start Data section

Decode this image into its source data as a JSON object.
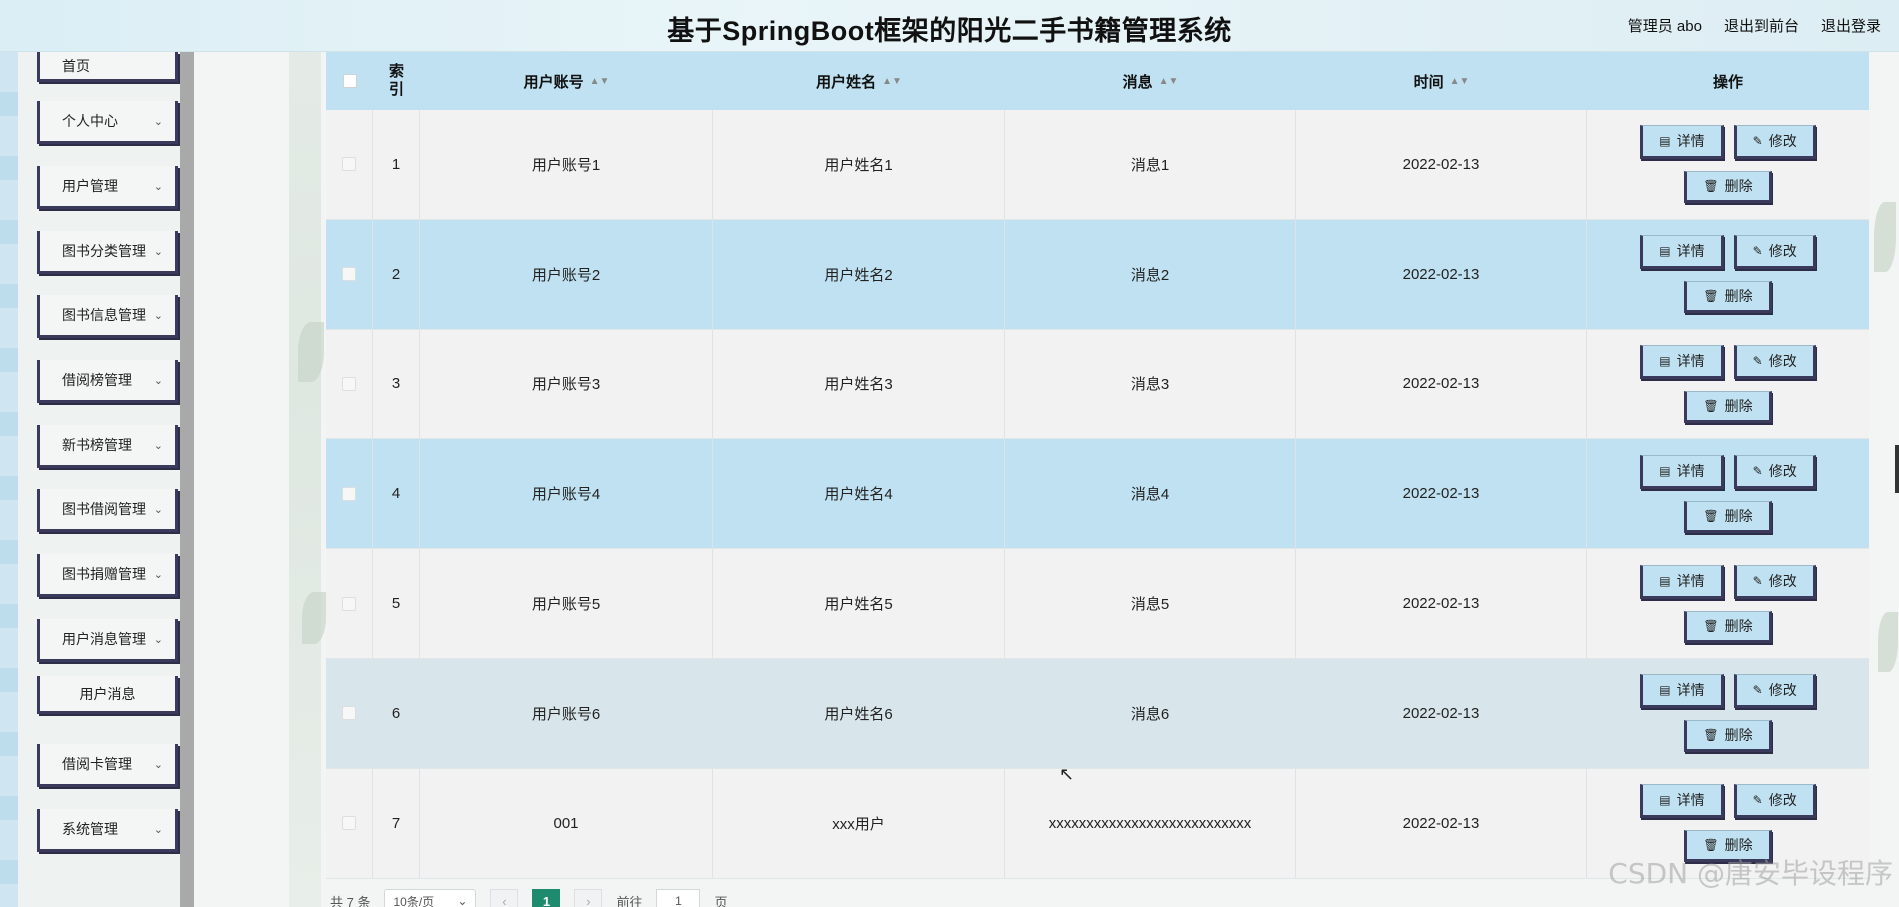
{
  "header": {
    "title": "基于SpringBoot框架的阳光二手书籍管理系统",
    "user_label": "管理员 abo",
    "front_label": "退出到前台",
    "logout_label": "退出登录"
  },
  "sidebar": {
    "items": [
      {
        "label": "首页"
      },
      {
        "label": "个人中心"
      },
      {
        "label": "用户管理"
      },
      {
        "label": "图书分类管理"
      },
      {
        "label": "图书信息管理"
      },
      {
        "label": "借阅榜管理"
      },
      {
        "label": "新书榜管理"
      },
      {
        "label": "图书借阅管理"
      },
      {
        "label": "图书捐赠管理"
      },
      {
        "label": "用户消息管理"
      },
      {
        "label": "用户消息"
      },
      {
        "label": "借阅卡管理"
      },
      {
        "label": "系统管理"
      }
    ]
  },
  "table": {
    "headers": {
      "index": "索引",
      "account": "用户账号",
      "name": "用户姓名",
      "message": "消息",
      "time": "时间",
      "operation": "操作"
    },
    "buttons": {
      "detail": "详情",
      "edit": "修改",
      "delete": "删除"
    },
    "rows": [
      {
        "index": "1",
        "account": "用户账号1",
        "name": "用户姓名1",
        "message": "消息1",
        "time": "2022-02-13"
      },
      {
        "index": "2",
        "account": "用户账号2",
        "name": "用户姓名2",
        "message": "消息2",
        "time": "2022-02-13"
      },
      {
        "index": "3",
        "account": "用户账号3",
        "name": "用户姓名3",
        "message": "消息3",
        "time": "2022-02-13"
      },
      {
        "index": "4",
        "account": "用户账号4",
        "name": "用户姓名4",
        "message": "消息4",
        "time": "2022-02-13"
      },
      {
        "index": "5",
        "account": "用户账号5",
        "name": "用户姓名5",
        "message": "消息5",
        "time": "2022-02-13"
      },
      {
        "index": "6",
        "account": "用户账号6",
        "name": "用户姓名6",
        "message": "消息6",
        "time": "2022-02-13"
      },
      {
        "index": "7",
        "account": "001",
        "name": "xxx用户",
        "message": "xxxxxxxxxxxxxxxxxxxxxxxxxxx",
        "time": "2022-02-13"
      }
    ]
  },
  "pager": {
    "total": "共 7 条",
    "page_size": "10条/页",
    "current_page": "1",
    "goto_label": "前往",
    "goto_value": "1",
    "page_unit": "页"
  },
  "watermark": "CSDN @唐安毕设程序",
  "colors": {
    "header_bg": "#dbeef5",
    "row_highlight": "#bfe1f1",
    "button_border": "#3a3a5c",
    "page_active": "#1e8a6e"
  }
}
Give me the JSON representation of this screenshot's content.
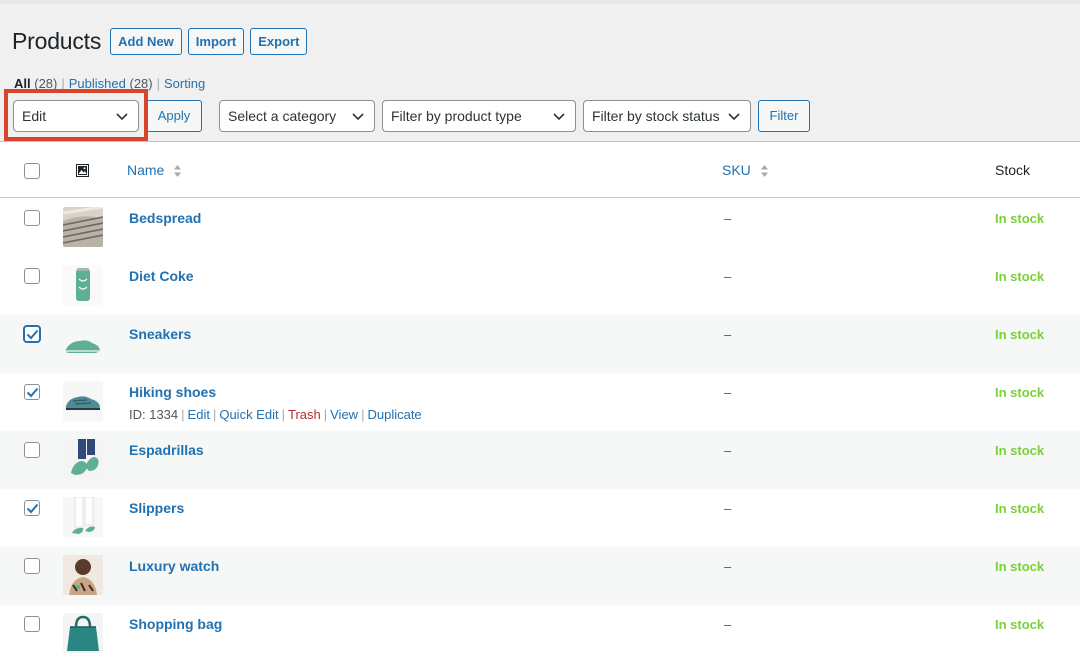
{
  "header": {
    "title": "Products",
    "actions": [
      "Add New",
      "Import",
      "Export"
    ]
  },
  "views": {
    "all": {
      "label": "All",
      "count": "(28)"
    },
    "published": {
      "label": "Published",
      "count": "(28)"
    },
    "sorting": {
      "label": "Sorting"
    },
    "separator": "|"
  },
  "tablenav": {
    "bulk_action": "Edit",
    "apply": "Apply",
    "category": "Select a category",
    "product_type": "Filter by product type",
    "stock_status": "Filter by stock status",
    "filter": "Filter"
  },
  "table": {
    "columns": {
      "name": "Name",
      "sku": "SKU",
      "stock": "Stock"
    },
    "rows": [
      {
        "name": "Bedspread",
        "sku": "–",
        "stock": "In stock",
        "checked": false
      },
      {
        "name": "Diet Coke",
        "sku": "–",
        "stock": "In stock",
        "checked": false
      },
      {
        "name": "Sneakers",
        "sku": "–",
        "stock": "In stock",
        "checked": true
      },
      {
        "name": "Hiking shoes",
        "sku": "–",
        "stock": "In stock",
        "checked": true
      },
      {
        "name": "Espadrillas",
        "sku": "–",
        "stock": "In stock",
        "checked": false
      },
      {
        "name": "Slippers",
        "sku": "–",
        "stock": "In stock",
        "checked": true
      },
      {
        "name": "Luxury watch",
        "sku": "–",
        "stock": "In stock",
        "checked": false
      },
      {
        "name": "Shopping bag",
        "sku": "–",
        "stock": "In stock",
        "checked": false
      }
    ],
    "row_actions": {
      "id": "ID: 1334",
      "edit": "Edit",
      "quick_edit": "Quick Edit",
      "trash": "Trash",
      "view": "View",
      "duplicate": "Duplicate",
      "separator": "|"
    }
  },
  "colors": {
    "link": "#2271b1",
    "in_stock": "#7ad03a",
    "trash": "#b32d2e",
    "highlight": "#d9442c",
    "background": "#f0f0f1"
  }
}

end Data section

**Problem details**
Extract the entries in full, exactly as they are, minus the pictures.

**Result of the exercise**
Decode this image into its source data as a JSON object.
{
  "header": {
    "title": "基于SpringBoot框架的阳光二手书籍管理系统",
    "user_label": "管理员 abo",
    "front_label": "退出到前台",
    "logout_label": "退出登录"
  },
  "sidebar": {
    "items": [
      {
        "label": "首页"
      },
      {
        "label": "个人中心"
      },
      {
        "label": "用户管理"
      },
      {
        "label": "图书分类管理"
      },
      {
        "label": "图书信息管理"
      },
      {
        "label": "借阅榜管理"
      },
      {
        "label": "新书榜管理"
      },
      {
        "label": "图书借阅管理"
      },
      {
        "label": "图书捐赠管理"
      },
      {
        "label": "用户消息管理"
      },
      {
        "label": "用户消息"
      },
      {
        "label": "借阅卡管理"
      },
      {
        "label": "系统管理"
      }
    ]
  },
  "table": {
    "headers": {
      "index": "索引",
      "account": "用户账号",
      "name": "用户姓名",
      "message": "消息",
      "time": "时间",
      "operation": "操作"
    },
    "buttons": {
      "detail": "详情",
      "edit": "修改",
      "delete": "删除"
    },
    "rows": [
      {
        "index": "1",
        "account": "用户账号1",
        "name": "用户姓名1",
        "message": "消息1",
        "time": "2022-02-13"
      },
      {
        "index": "2",
        "account": "用户账号2",
        "name": "用户姓名2",
        "message": "消息2",
        "time": "2022-02-13"
      },
      {
        "index": "3",
        "account": "用户账号3",
        "name": "用户姓名3",
        "message": "消息3",
        "time": "2022-02-13"
      },
      {
        "index": "4",
        "account": "用户账号4",
        "name": "用户姓名4",
        "message": "消息4",
        "time": "2022-02-13"
      },
      {
        "index": "5",
        "account": "用户账号5",
        "name": "用户姓名5",
        "message": "消息5",
        "time": "2022-02-13"
      },
      {
        "index": "6",
        "account": "用户账号6",
        "name": "用户姓名6",
        "message": "消息6",
        "time": "2022-02-13"
      },
      {
        "index": "7",
        "account": "001",
        "name": "xxx用户",
        "message": "xxxxxxxxxxxxxxxxxxxxxxxxxxx",
        "time": "2022-02-13"
      }
    ]
  },
  "pager": {
    "total": "共 7 条",
    "page_size": "10条/页",
    "current_page": "1",
    "goto_label": "前往",
    "goto_value": "1",
    "page_unit": "页"
  },
  "watermark": "CSDN @唐安毕设程序",
  "colors": {
    "header_bg": "#dbeef5",
    "row_highlight": "#bfe1f1",
    "button_border": "#3a3a5c",
    "page_active": "#1e8a6e"
  }
}
Give me the JSON representation of this screenshot's content.
{
  "header": {
    "title": "Products",
    "actions": [
      "Add New",
      "Import",
      "Export"
    ]
  },
  "views": {
    "all": {
      "label": "All",
      "count": "(28)"
    },
    "published": {
      "label": "Published",
      "count": "(28)"
    },
    "sorting": {
      "label": "Sorting"
    },
    "separator": "|"
  },
  "tablenav": {
    "bulk_action": "Edit",
    "apply": "Apply",
    "category": "Select a category",
    "product_type": "Filter by product type",
    "stock_status": "Filter by stock status",
    "filter": "Filter"
  },
  "table": {
    "columns": {
      "name": "Name",
      "sku": "SKU",
      "stock": "Stock"
    },
    "rows": [
      {
        "name": "Bedspread",
        "sku": "–",
        "stock": "In stock",
        "checked": false
      },
      {
        "name": "Diet Coke",
        "sku": "–",
        "stock": "In stock",
        "checked": false
      },
      {
        "name": "Sneakers",
        "sku": "–",
        "stock": "In stock",
        "checked": true
      },
      {
        "name": "Hiking shoes",
        "sku": "–",
        "stock": "In stock",
        "checked": true
      },
      {
        "name": "Espadrillas",
        "sku": "–",
        "stock": "In stock",
        "checked": false
      },
      {
        "name": "Slippers",
        "sku": "–",
        "stock": "In stock",
        "checked": true
      },
      {
        "name": "Luxury watch",
        "sku": "–",
        "stock": "In stock",
        "checked": false
      },
      {
        "name": "Shopping bag",
        "sku": "–",
        "stock": "In stock",
        "checked": false
      }
    ],
    "row_actions": {
      "id": "ID: 1334",
      "edit": "Edit",
      "quick_edit": "Quick Edit",
      "trash": "Trash",
      "view": "View",
      "duplicate": "Duplicate",
      "separator": "|"
    }
  },
  "colors": {
    "link": "#2271b1",
    "in_stock": "#7ad03a",
    "trash": "#b32d2e",
    "highlight": "#d9442c",
    "background": "#f0f0f1"
  }
}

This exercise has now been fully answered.